** begin RAW DATA **

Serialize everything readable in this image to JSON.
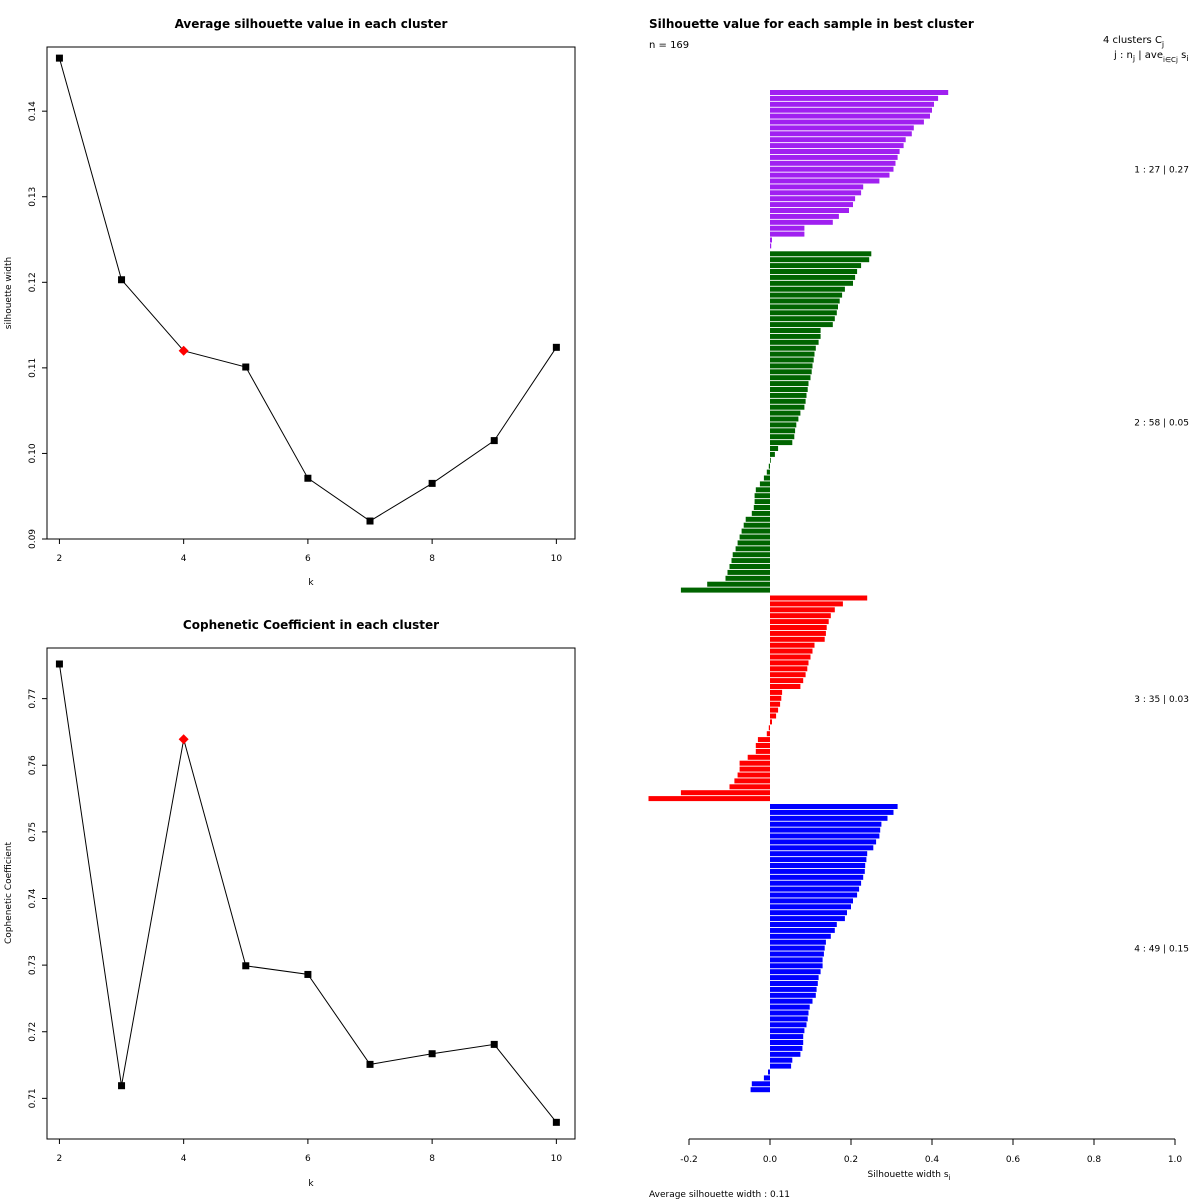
{
  "chart_data": [
    {
      "type": "line",
      "title": "Average silhouette value in each cluster",
      "xlabel": "k",
      "ylabel": "silhouette width",
      "x": [
        2,
        3,
        4,
        5,
        6,
        7,
        8,
        9,
        10
      ],
      "values": [
        0.1462,
        0.1203,
        0.112,
        0.1101,
        0.0971,
        0.0921,
        0.0965,
        0.1015,
        0.1124
      ],
      "highlight_x": 4,
      "highlight_color": "#ff0000",
      "xlim": [
        1.8,
        10.3
      ],
      "ylim": [
        0.09,
        0.1475
      ],
      "xticks": [
        2,
        4,
        6,
        8,
        10
      ],
      "yticks": [
        0.09,
        0.1,
        0.11,
        0.12,
        0.13,
        0.14
      ],
      "xtick_labels": [
        "2",
        "4",
        "6",
        "8",
        "10"
      ],
      "ytick_labels": [
        "0.09",
        "0.10",
        "0.11",
        "0.12",
        "0.13",
        "0.14"
      ]
    },
    {
      "type": "line",
      "title": "Cophenetic Coefficient in each cluster",
      "xlabel": "k",
      "ylabel": "Cophenetic Coefficient",
      "x": [
        2,
        3,
        4,
        5,
        6,
        7,
        8,
        9,
        10
      ],
      "values": [
        0.7752,
        0.7119,
        0.7639,
        0.7299,
        0.7286,
        0.7151,
        0.7167,
        0.7181,
        0.7064
      ],
      "highlight_x": 4,
      "highlight_color": "#ff0000",
      "xlim": [
        1.8,
        10.3
      ],
      "ylim": [
        0.7039,
        0.7776
      ],
      "xticks": [
        2,
        4,
        6,
        8,
        10
      ],
      "yticks": [
        0.71,
        0.72,
        0.73,
        0.74,
        0.75,
        0.76,
        0.77
      ],
      "xtick_labels": [
        "2",
        "4",
        "6",
        "8",
        "10"
      ],
      "ytick_labels": [
        "0.71",
        "0.72",
        "0.73",
        "0.74",
        "0.75",
        "0.76",
        "0.77"
      ]
    },
    {
      "type": "bar",
      "orientation": "horizontal",
      "title": "Silhouette value for each sample in best cluster",
      "n_label": "n = 169",
      "header_line1": "4  clusters  C",
      "header_sub1": "j",
      "header_line2": "j :  n",
      "header_sub2": "j",
      "header_line3": " | ave",
      "header_sub3": "i∈Cj",
      "header_line4": "  s",
      "header_sub4": "i",
      "xlabel": "Silhouette width  s",
      "xlabel_sub": "i",
      "footer": "Average silhouette width :  0.11",
      "xlim": [
        -0.2,
        1.0
      ],
      "xticks": [
        -0.2,
        0.0,
        0.2,
        0.4,
        0.6,
        0.8,
        1.0
      ],
      "xtick_labels": [
        "-0.2",
        "0.0",
        "0.2",
        "0.4",
        "0.6",
        "0.8",
        "1.0"
      ],
      "clusters": [
        {
          "name": "1",
          "label": "1 :  27  |  0.27",
          "color": "#a020f0",
          "values": [
            0.44,
            0.415,
            0.405,
            0.4,
            0.395,
            0.38,
            0.355,
            0.35,
            0.335,
            0.33,
            0.32,
            0.315,
            0.31,
            0.305,
            0.295,
            0.27,
            0.23,
            0.225,
            0.21,
            0.205,
            0.195,
            0.17,
            0.155,
            0.085,
            0.085,
            0.005,
            0.003
          ]
        },
        {
          "name": "2",
          "label": "2 :  58  |  0.05",
          "color": "#006400",
          "values": [
            0.25,
            0.245,
            0.225,
            0.215,
            0.21,
            0.205,
            0.185,
            0.178,
            0.172,
            0.168,
            0.165,
            0.16,
            0.155,
            0.125,
            0.125,
            0.12,
            0.113,
            0.11,
            0.108,
            0.105,
            0.103,
            0.1,
            0.095,
            0.093,
            0.09,
            0.088,
            0.085,
            0.075,
            0.07,
            0.065,
            0.062,
            0.06,
            0.055,
            0.02,
            0.012,
            0.002,
            -0.003,
            -0.008,
            -0.015,
            -0.025,
            -0.035,
            -0.038,
            -0.038,
            -0.04,
            -0.045,
            -0.06,
            -0.065,
            -0.07,
            -0.075,
            -0.08,
            -0.085,
            -0.092,
            -0.095,
            -0.1,
            -0.105,
            -0.11,
            -0.155,
            -0.22
          ]
        },
        {
          "name": "3",
          "label": "3 :  35  |  0.03",
          "color": "#ff0000",
          "values": [
            0.24,
            0.18,
            0.16,
            0.15,
            0.145,
            0.14,
            0.138,
            0.135,
            0.11,
            0.105,
            0.1,
            0.095,
            0.092,
            0.088,
            0.082,
            0.075,
            0.03,
            0.028,
            0.025,
            0.02,
            0.015,
            0.005,
            -0.003,
            -0.008,
            -0.03,
            -0.035,
            -0.035,
            -0.055,
            -0.075,
            -0.075,
            -0.08,
            -0.088,
            -0.1,
            -0.22,
            -0.3
          ]
        },
        {
          "name": "4",
          "label": "4 :  49  |  0.15",
          "color": "#0000ff",
          "values": [
            0.315,
            0.305,
            0.29,
            0.275,
            0.272,
            0.27,
            0.262,
            0.255,
            0.24,
            0.238,
            0.235,
            0.234,
            0.23,
            0.225,
            0.22,
            0.215,
            0.205,
            0.2,
            0.19,
            0.185,
            0.165,
            0.16,
            0.15,
            0.138,
            0.135,
            0.133,
            0.13,
            0.13,
            0.125,
            0.12,
            0.118,
            0.115,
            0.113,
            0.105,
            0.098,
            0.095,
            0.093,
            0.09,
            0.085,
            0.082,
            0.082,
            0.08,
            0.075,
            0.055,
            0.052,
            -0.005,
            -0.015,
            -0.045,
            -0.048
          ]
        }
      ]
    }
  ]
}
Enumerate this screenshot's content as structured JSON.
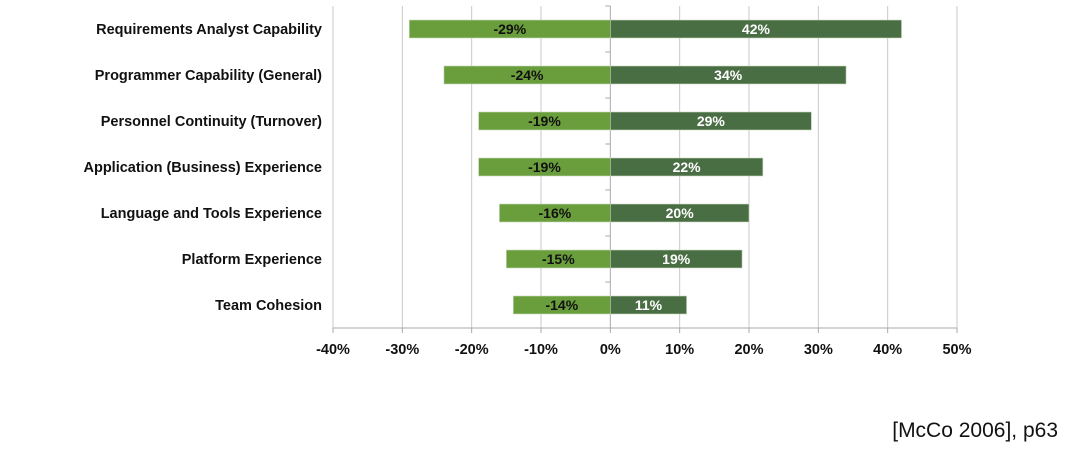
{
  "chart_data": {
    "type": "bar",
    "orientation": "horizontal",
    "stacked": "diverging",
    "categories": [
      "Requirements Analyst Capability",
      "Programmer Capability (General)",
      "Personnel Continuity (Turnover)",
      "Application (Business) Experience",
      "Language and Tools Experience",
      "Platform Experience",
      "Team Cohesion"
    ],
    "series": [
      {
        "values": [
          -29,
          -24,
          -19,
          -19,
          -16,
          -15,
          -14
        ],
        "labels": [
          "-29%",
          "-24%",
          "-19%",
          "-19%",
          "-16%",
          "-15%",
          "-14%"
        ],
        "color": "#6a9e3c",
        "label_color": "#111111"
      },
      {
        "values": [
          42,
          34,
          29,
          22,
          20,
          19,
          11
        ],
        "labels": [
          "42%",
          "34%",
          "29%",
          "22%",
          "20%",
          "19%",
          "11%"
        ],
        "color": "#4a6e44",
        "label_color": "#ffffff"
      }
    ],
    "xlim": [
      -40,
      50
    ],
    "xticks": [
      -40,
      -30,
      -20,
      -10,
      0,
      10,
      20,
      30,
      40,
      50
    ],
    "xtick_labels": [
      "-40%",
      "-30%",
      "-20%",
      "-10%",
      "0%",
      "10%",
      "20%",
      "30%",
      "40%",
      "50%"
    ],
    "grid": "vertical",
    "legend": "none",
    "title": "",
    "xlabel": "",
    "ylabel": ""
  },
  "citation": "[McCo 2006], p63"
}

** end RAW DATA **

**WORK INSTRUCTIONS**.
Restate every record exactly, please; do not copy the pictures.

**TASK RESULT**.
Serialize everything readable in this image to JSON.
{
  "chart_data": [
    {
      "type": "line",
      "title": "Average silhouette value in each cluster",
      "xlabel": "k",
      "ylabel": "silhouette width",
      "x": [
        2,
        3,
        4,
        5,
        6,
        7,
        8,
        9,
        10
      ],
      "values": [
        0.1462,
        0.1203,
        0.112,
        0.1101,
        0.0971,
        0.0921,
        0.0965,
        0.1015,
        0.1124
      ],
      "highlight_x": 4,
      "highlight_color": "#ff0000",
      "xlim": [
        1.8,
        10.3
      ],
      "ylim": [
        0.09,
        0.1475
      ],
      "xticks": [
        2,
        4,
        6,
        8,
        10
      ],
      "yticks": [
        0.09,
        0.1,
        0.11,
        0.12,
        0.13,
        0.14
      ],
      "xtick_labels": [
        "2",
        "4",
        "6",
        "8",
        "10"
      ],
      "ytick_labels": [
        "0.09",
        "0.10",
        "0.11",
        "0.12",
        "0.13",
        "0.14"
      ]
    },
    {
      "type": "line",
      "title": "Cophenetic Coefficient in each cluster",
      "xlabel": "k",
      "ylabel": "Cophenetic Coefficient",
      "x": [
        2,
        3,
        4,
        5,
        6,
        7,
        8,
        9,
        10
      ],
      "values": [
        0.7752,
        0.7119,
        0.7639,
        0.7299,
        0.7286,
        0.7151,
        0.7167,
        0.7181,
        0.7064
      ],
      "highlight_x": 4,
      "highlight_color": "#ff0000",
      "xlim": [
        1.8,
        10.3
      ],
      "ylim": [
        0.7039,
        0.7776
      ],
      "xticks": [
        2,
        4,
        6,
        8,
        10
      ],
      "yticks": [
        0.71,
        0.72,
        0.73,
        0.74,
        0.75,
        0.76,
        0.77
      ],
      "xtick_labels": [
        "2",
        "4",
        "6",
        "8",
        "10"
      ],
      "ytick_labels": [
        "0.71",
        "0.72",
        "0.73",
        "0.74",
        "0.75",
        "0.76",
        "0.77"
      ]
    },
    {
      "type": "bar",
      "orientation": "horizontal",
      "title": "Silhouette value for each sample in best cluster",
      "n_label": "n = 169",
      "header_line1": "4  clusters  C",
      "header_sub1": "j",
      "header_line2": "j :  n",
      "header_sub2": "j",
      "header_line3": " | ave",
      "header_sub3": "i∈Cj",
      "header_line4": "  s",
      "header_sub4": "i",
      "xlabel": "Silhouette width  s",
      "xlabel_sub": "i",
      "footer": "Average silhouette width :  0.11",
      "xlim": [
        -0.2,
        1.0
      ],
      "xticks": [
        -0.2,
        0.0,
        0.2,
        0.4,
        0.6,
        0.8,
        1.0
      ],
      "xtick_labels": [
        "-0.2",
        "0.0",
        "0.2",
        "0.4",
        "0.6",
        "0.8",
        "1.0"
      ],
      "clusters": [
        {
          "name": "1",
          "label": "1 :  27  |  0.27",
          "color": "#a020f0",
          "values": [
            0.44,
            0.415,
            0.405,
            0.4,
            0.395,
            0.38,
            0.355,
            0.35,
            0.335,
            0.33,
            0.32,
            0.315,
            0.31,
            0.305,
            0.295,
            0.27,
            0.23,
            0.225,
            0.21,
            0.205,
            0.195,
            0.17,
            0.155,
            0.085,
            0.085,
            0.005,
            0.003
          ]
        },
        {
          "name": "2",
          "label": "2 :  58  |  0.05",
          "color": "#006400",
          "values": [
            0.25,
            0.245,
            0.225,
            0.215,
            0.21,
            0.205,
            0.185,
            0.178,
            0.172,
            0.168,
            0.165,
            0.16,
            0.155,
            0.125,
            0.125,
            0.12,
            0.113,
            0.11,
            0.108,
            0.105,
            0.103,
            0.1,
            0.095,
            0.093,
            0.09,
            0.088,
            0.085,
            0.075,
            0.07,
            0.065,
            0.062,
            0.06,
            0.055,
            0.02,
            0.012,
            0.002,
            -0.003,
            -0.008,
            -0.015,
            -0.025,
            -0.035,
            -0.038,
            -0.038,
            -0.04,
            -0.045,
            -0.06,
            -0.065,
            -0.07,
            -0.075,
            -0.08,
            -0.085,
            -0.092,
            -0.095,
            -0.1,
            -0.105,
            -0.11,
            -0.155,
            -0.22
          ]
        },
        {
          "name": "3",
          "label": "3 :  35  |  0.03",
          "color": "#ff0000",
          "values": [
            0.24,
            0.18,
            0.16,
            0.15,
            0.145,
            0.14,
            0.138,
            0.135,
            0.11,
            0.105,
            0.1,
            0.095,
            0.092,
            0.088,
            0.082,
            0.075,
            0.03,
            0.028,
            0.025,
            0.02,
            0.015,
            0.005,
            -0.003,
            -0.008,
            -0.03,
            -0.035,
            -0.035,
            -0.055,
            -0.075,
            -0.075,
            -0.08,
            -0.088,
            -0.1,
            -0.22,
            -0.3
          ]
        },
        {
          "name": "4",
          "label": "4 :  49  |  0.15",
          "color": "#0000ff",
          "values": [
            0.315,
            0.305,
            0.29,
            0.275,
            0.272,
            0.27,
            0.262,
            0.255,
            0.24,
            0.238,
            0.235,
            0.234,
            0.23,
            0.225,
            0.22,
            0.215,
            0.205,
            0.2,
            0.19,
            0.185,
            0.165,
            0.16,
            0.15,
            0.138,
            0.135,
            0.133,
            0.13,
            0.13,
            0.125,
            0.12,
            0.118,
            0.115,
            0.113,
            0.105,
            0.098,
            0.095,
            0.093,
            0.09,
            0.085,
            0.082,
            0.082,
            0.08,
            0.075,
            0.055,
            0.052,
            -0.005,
            -0.015,
            -0.045,
            -0.048
          ]
        }
      ]
    }
  ]
}
Enumerate this screenshot's content as structured JSON.
{
  "chart_data": {
    "type": "bar",
    "orientation": "horizontal",
    "stacked": "diverging",
    "categories": [
      "Requirements Analyst Capability",
      "Programmer Capability (General)",
      "Personnel Continuity (Turnover)",
      "Application (Business) Experience",
      "Language and Tools Experience",
      "Platform Experience",
      "Team Cohesion"
    ],
    "series": [
      {
        "values": [
          -29,
          -24,
          -19,
          -19,
          -16,
          -15,
          -14
        ],
        "labels": [
          "-29%",
          "-24%",
          "-19%",
          "-19%",
          "-16%",
          "-15%",
          "-14%"
        ],
        "color": "#6a9e3c",
        "label_color": "#111111"
      },
      {
        "values": [
          42,
          34,
          29,
          22,
          20,
          19,
          11
        ],
        "labels": [
          "42%",
          "34%",
          "29%",
          "22%",
          "20%",
          "19%",
          "11%"
        ],
        "color": "#4a6e44",
        "label_color": "#ffffff"
      }
    ],
    "xlim": [
      -40,
      50
    ],
    "xticks": [
      -40,
      -30,
      -20,
      -10,
      0,
      10,
      20,
      30,
      40,
      50
    ],
    "xtick_labels": [
      "-40%",
      "-30%",
      "-20%",
      "-10%",
      "0%",
      "10%",
      "20%",
      "30%",
      "40%",
      "50%"
    ],
    "grid": "vertical",
    "legend": "none",
    "title": "",
    "xlabel": "",
    "ylabel": ""
  },
  "citation": "[McCo 2006], p63"
}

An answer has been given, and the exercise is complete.